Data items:
<<<<
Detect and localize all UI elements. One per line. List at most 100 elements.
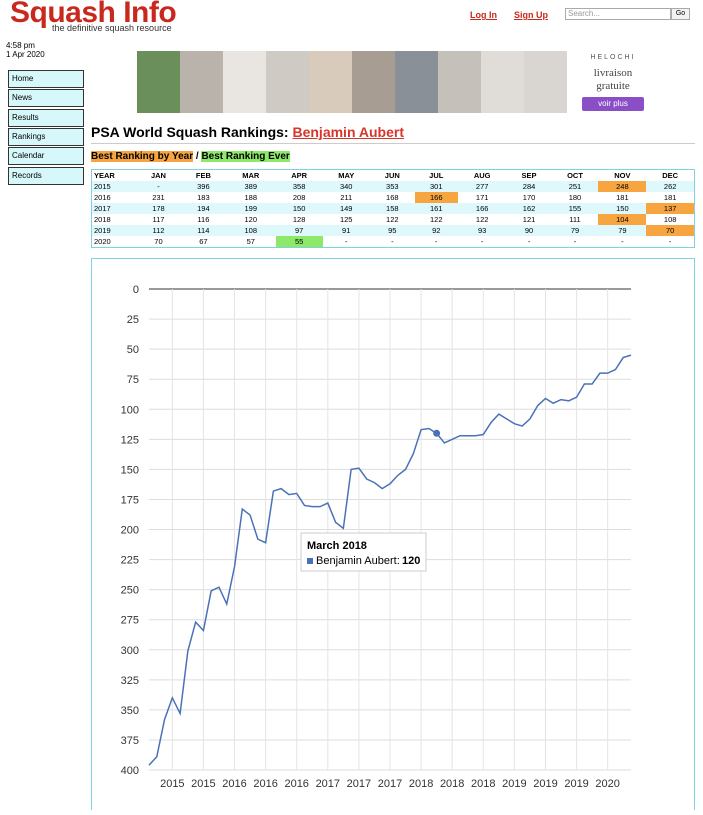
table-cell: 104 (598, 214, 647, 225)
x-tick-label: 2015 (160, 778, 184, 790)
table-cell: 171 (475, 193, 489, 202)
table-cell: 111 (569, 215, 581, 224)
x-tick-label: 2017 (378, 778, 402, 790)
table-cell: 116 (197, 215, 210, 224)
table-cell: 55 (275, 236, 323, 248)
x-tick-label: 2019 (502, 778, 526, 790)
y-tick-label: 175 (121, 494, 139, 506)
table-cell: - (527, 237, 531, 246)
legend-ever: Best Ranking Ever (201, 151, 290, 162)
x-tick-label: 2016 (253, 778, 277, 790)
y-tick-label: 125 (121, 434, 139, 446)
x-tick-label: 2020 (595, 778, 619, 790)
table-cell: 79 (551, 225, 599, 236)
table-cell: 183 (197, 193, 210, 202)
table-cell: 284 (506, 181, 552, 192)
table-cell: 91 (322, 225, 370, 236)
y-tick-label: 350 (121, 705, 139, 717)
table-cell: 170 (522, 193, 536, 202)
legend-sep: / (195, 151, 199, 162)
y-tick-label: 75 (127, 374, 139, 386)
table-cell: 158 (369, 203, 415, 214)
table-cell: 2015 (91, 181, 136, 192)
y-tick-label: 275 (121, 615, 139, 627)
table-cell: - (136, 181, 181, 192)
table-row: 2018 117 116 120 128 125 122 122 122 121 111 104 108 (92, 214, 695, 225)
header-cell: FEB (195, 171, 211, 180)
nav-button[interactable]: Home (8, 70, 84, 88)
ad-line: gratuite (596, 80, 630, 92)
table-cell: 396 (180, 181, 226, 192)
ad-button[interactable]: voir plus (598, 99, 628, 108)
table-cell: 181 (663, 193, 677, 202)
y-tick-label: 100 (121, 404, 139, 416)
table-cell: 248 (598, 181, 647, 192)
legend: Best Ranking by Year / Best Ranking Ever (91, 151, 290, 162)
tagline: the definitive squash resource (52, 23, 172, 33)
table-cell: 178 (136, 203, 181, 214)
player-link[interactable]: Benjamin Aubert (292, 124, 404, 140)
go-button[interactable]: Go (671, 8, 690, 20)
date: 1 Apr 2020 (6, 50, 45, 59)
table-row: 2015-396 389 358 340 353 301 277 284 251 248 262 (91, 181, 695, 192)
ad-brand: HELOCHI (590, 54, 636, 61)
y-tick-label: 250 (121, 585, 139, 597)
table-row: 2017 178 194 199 150 149 158 161 166 162 155 150 137 (91, 203, 695, 214)
x-tick-label: 2016 (284, 778, 308, 790)
table-cell: 2018 (94, 215, 111, 224)
table-cell: 149 (322, 203, 370, 214)
clock: 4:58 pm 1 Apr 2020 (6, 41, 45, 59)
table-cell: 150 (598, 203, 647, 214)
table-cell: 2019 (91, 225, 136, 236)
login-link[interactable]: Log In (470, 10, 497, 20)
table-cell: 122 (386, 215, 399, 224)
table-cell: 194 (180, 203, 226, 214)
tooltip-swatch (307, 558, 313, 564)
ranking-table: YEAR JAN FEB MAR APR MAY JUN JUL AUG SEP OCT NOV DEC… (91, 169, 695, 248)
table-cell: 301 (414, 181, 458, 192)
table-cell: 122 (430, 215, 443, 224)
table-cell: 353 (369, 181, 415, 192)
hover-point (433, 429, 441, 437)
table-cell: 122 (475, 215, 489, 224)
table-cell: 114 (180, 225, 226, 236)
table-cell: 120 (244, 215, 258, 224)
table-cell: - (391, 237, 394, 246)
header-cell: YEAR (94, 171, 115, 180)
title-text: PSA World Squash Rankings: (91, 124, 289, 140)
y-tick-label: 400 (121, 765, 139, 777)
header-cell: JUN (384, 171, 400, 180)
search-input[interactable]: Search... (565, 8, 671, 20)
table-row: 2016 231 183 188 208 211 168 166 171 170 180 181 181 (92, 192, 695, 203)
table-cell: 121 (522, 215, 536, 224)
table-cell: - (480, 237, 484, 246)
page-title: PSA World Squash Rankings: Benjamin Aube… (91, 124, 404, 140)
tooltip-title: March 2018 (307, 540, 367, 552)
signup-link[interactable]: Sign Up (514, 10, 548, 20)
x-tick-label: 2016 (222, 778, 246, 790)
table-cell: 93 (457, 225, 507, 236)
x-tick-label: 2017 (347, 778, 371, 790)
logo[interactable]: Squash Info (10, 0, 177, 29)
advert[interactable]: HELOCHI livraison gratuite voir plus (137, 51, 652, 113)
header-cell: DEC (662, 171, 679, 180)
y-tick-label: 325 (121, 675, 139, 687)
chart: 0 25 50 75 100 125 150 175 200 225 250 275 300 325 350… (121, 284, 632, 790)
table-row: 2020 70 67 57 55 - - - - - - - - (92, 236, 695, 248)
table-cell: 251 (551, 181, 599, 192)
header-cell: APR (291, 171, 308, 180)
table-header: YEAR JAN FEB MAR APR MAY JUN JUL AUG SEP OCT NOV DEC (92, 170, 695, 182)
table-cell: 181 (616, 193, 629, 202)
x-tick-label: 2019 (564, 778, 588, 790)
nav-button[interactable]: Calendar (8, 147, 84, 166)
table-cell: 340 (322, 181, 370, 192)
y-tick-label: 25 (127, 314, 139, 326)
nav-button[interactable]: Records (8, 166, 84, 185)
table-cell: 211 (340, 193, 353, 202)
table-cell: 79 (598, 225, 647, 236)
x-tick-label: 2017 (316, 778, 340, 790)
nav-button[interactable]: News (8, 89, 84, 108)
tooltip-label: Benjamin Aubert: (316, 555, 400, 567)
nav-button[interactable]: Results (8, 108, 84, 127)
nav-button[interactable]: Rankings (8, 127, 84, 146)
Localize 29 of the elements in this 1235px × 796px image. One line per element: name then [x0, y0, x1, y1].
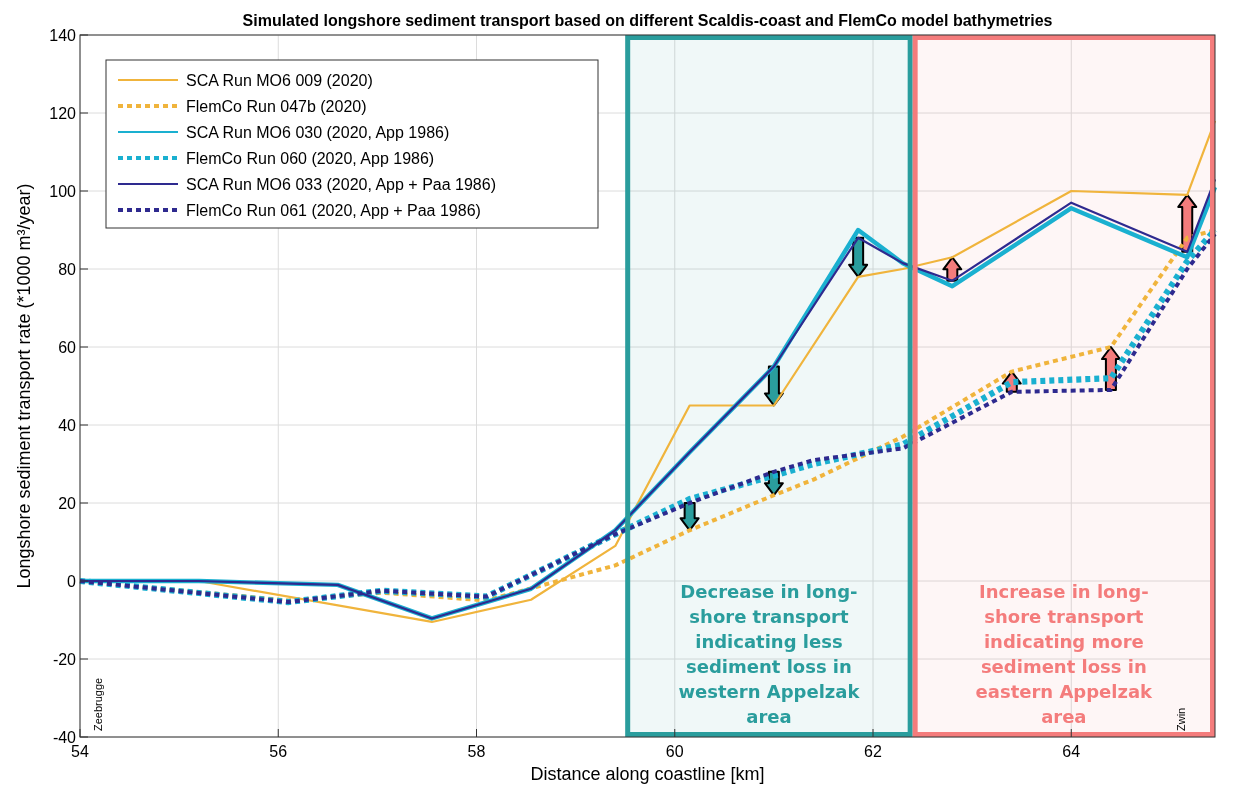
>>>>
— WHAT THE EXERCISE ASKS —
Collect each line in the items above that contains the string "voir".

— RESPONSE TO THIS TASK —
ad-button[interactable]: voir plus (598, 99, 628, 108)
advert[interactable]: HELOCHI livraison gratuite voir plus (137, 51, 652, 113)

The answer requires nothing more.